(GIVEN PASSAGE)

An anonymous reader writes: The FTC is actively trying to make sure that companies secure the software and devices that they provide to consumers, and a settlement with Taiwan-based hardware maker ASUSTeK Computer is one step towards that goal. The complaint was raised after well-meaning hackers exploited a weakness on Asus routers and left note on victims' drives notifying them of the matter. Later, a researcher discovered an exploit campaign that abused vulnerabilities to change vulnerable routers' DNS servers. According to the settlement, the company will have to establish and maintain a comprehensive security program subject to independent audits for the next 20 years.

4 of 74 comments (clear)

  1. Re:Overreach much? by LichtSpektren · · Score: 4, Interesting

    OK, is Microsoft next?

    I was about to post the exact same thing. I'm glad the foreign company was censured for its bad security practices, but when does our home-grown American company get the same?

  2. Re:Overreach much? by Aaden42 · · Score: 4, Interesting

    Caveat Emptor is limited by sanity in areas where the state of the art is well beyond what you could reasonably expect the average consumer to know or be able to appraise for themselves.

    Car analogy: It's unlikely that most readers could look at a vehicle they desire to purchase and determine whether its brakes work properly or are likely to fail under normal driving conditions, whether its airbag might be badly designed and not deploy (or deploy at inappropriate times), etc. So we trust government regulators to establish certain minimal safety standards and enforce car manufacturers' compliance with them.

    Many readers here might be able to evaluate a router we have in our hands for obvious security issues. Few of our parents or grand parents could do so. Likewise, none of us could evaluate such things before purchase for a device we've never powered on. Given the importance and ubiquity of consumer network routers, it seems reasonable to hold manufacturers to a higher standard than, "Oops... Sorry we left your entire home network open to the Internet and anyone driving by. Here's a patch (maybe)."

(End GIVEN PASSAGE)
(INFORMATION)

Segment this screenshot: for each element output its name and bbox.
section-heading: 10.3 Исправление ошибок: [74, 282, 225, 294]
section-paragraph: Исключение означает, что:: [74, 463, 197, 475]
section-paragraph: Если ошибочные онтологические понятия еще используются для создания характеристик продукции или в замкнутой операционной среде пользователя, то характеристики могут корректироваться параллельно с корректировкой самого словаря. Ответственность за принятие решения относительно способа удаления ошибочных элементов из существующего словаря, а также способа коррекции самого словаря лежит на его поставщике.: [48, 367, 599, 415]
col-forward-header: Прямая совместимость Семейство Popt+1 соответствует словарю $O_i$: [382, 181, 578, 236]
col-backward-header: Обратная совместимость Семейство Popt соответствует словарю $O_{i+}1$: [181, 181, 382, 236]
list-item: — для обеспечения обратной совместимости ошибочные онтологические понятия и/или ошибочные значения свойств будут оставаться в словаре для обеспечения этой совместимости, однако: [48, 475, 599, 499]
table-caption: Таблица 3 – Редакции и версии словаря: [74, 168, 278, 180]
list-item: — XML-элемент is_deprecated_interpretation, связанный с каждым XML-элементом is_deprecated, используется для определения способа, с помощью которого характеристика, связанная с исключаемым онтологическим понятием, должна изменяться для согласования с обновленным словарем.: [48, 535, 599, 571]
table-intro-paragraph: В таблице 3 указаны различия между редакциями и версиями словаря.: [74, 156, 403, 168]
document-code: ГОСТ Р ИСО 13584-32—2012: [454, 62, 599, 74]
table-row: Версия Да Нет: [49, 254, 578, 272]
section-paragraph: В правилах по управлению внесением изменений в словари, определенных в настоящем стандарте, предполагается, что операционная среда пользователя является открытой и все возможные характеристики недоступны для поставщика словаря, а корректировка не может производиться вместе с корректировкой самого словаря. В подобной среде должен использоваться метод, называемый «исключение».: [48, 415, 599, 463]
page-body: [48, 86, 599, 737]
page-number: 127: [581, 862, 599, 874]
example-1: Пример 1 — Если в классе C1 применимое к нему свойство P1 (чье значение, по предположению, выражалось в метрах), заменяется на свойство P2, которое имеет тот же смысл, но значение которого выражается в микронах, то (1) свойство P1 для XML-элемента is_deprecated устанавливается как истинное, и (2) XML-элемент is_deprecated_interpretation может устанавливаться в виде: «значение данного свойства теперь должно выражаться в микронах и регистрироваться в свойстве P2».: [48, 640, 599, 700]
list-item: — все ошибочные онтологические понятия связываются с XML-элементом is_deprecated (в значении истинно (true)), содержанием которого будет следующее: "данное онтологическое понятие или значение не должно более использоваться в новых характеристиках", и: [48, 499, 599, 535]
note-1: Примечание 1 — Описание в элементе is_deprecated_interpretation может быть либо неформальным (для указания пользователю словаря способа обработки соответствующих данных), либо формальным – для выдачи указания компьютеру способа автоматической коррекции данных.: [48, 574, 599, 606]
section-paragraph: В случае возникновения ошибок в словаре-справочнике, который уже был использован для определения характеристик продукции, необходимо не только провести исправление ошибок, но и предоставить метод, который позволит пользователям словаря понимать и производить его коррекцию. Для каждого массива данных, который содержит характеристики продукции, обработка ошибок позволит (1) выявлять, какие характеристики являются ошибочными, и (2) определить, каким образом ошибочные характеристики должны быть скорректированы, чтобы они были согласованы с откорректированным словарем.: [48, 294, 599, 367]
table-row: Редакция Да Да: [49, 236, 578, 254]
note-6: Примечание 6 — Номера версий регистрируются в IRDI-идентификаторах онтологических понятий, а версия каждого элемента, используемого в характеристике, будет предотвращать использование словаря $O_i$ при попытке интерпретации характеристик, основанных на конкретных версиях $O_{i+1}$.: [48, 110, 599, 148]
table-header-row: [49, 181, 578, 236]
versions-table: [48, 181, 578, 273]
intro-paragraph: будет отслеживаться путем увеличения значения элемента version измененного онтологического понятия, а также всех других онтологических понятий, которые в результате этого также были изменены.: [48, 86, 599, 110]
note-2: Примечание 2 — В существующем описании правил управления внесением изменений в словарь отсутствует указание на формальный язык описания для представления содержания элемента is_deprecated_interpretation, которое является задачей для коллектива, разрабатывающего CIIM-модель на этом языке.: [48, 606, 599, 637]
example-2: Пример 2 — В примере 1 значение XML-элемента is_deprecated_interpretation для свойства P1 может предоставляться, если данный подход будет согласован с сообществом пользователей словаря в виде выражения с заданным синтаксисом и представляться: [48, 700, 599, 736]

(End INFORMATION)

PROBLEM STATEMENT
Reproduce the stretch of the ASUS settlement text from "4 of 74 comments" through "get the same?" word for word. The data has nothing to do with the text.

REPLY
4 of 74 comments (clear)

  1. Re:Overreach much? by LichtSpektren · · Score: 4, Interesting

    OK, is Microsoft next?

    I was about to post the exact same thing. I'm glad the foreign company was censured for its bad security practices, but when does our home-grown American company get the same?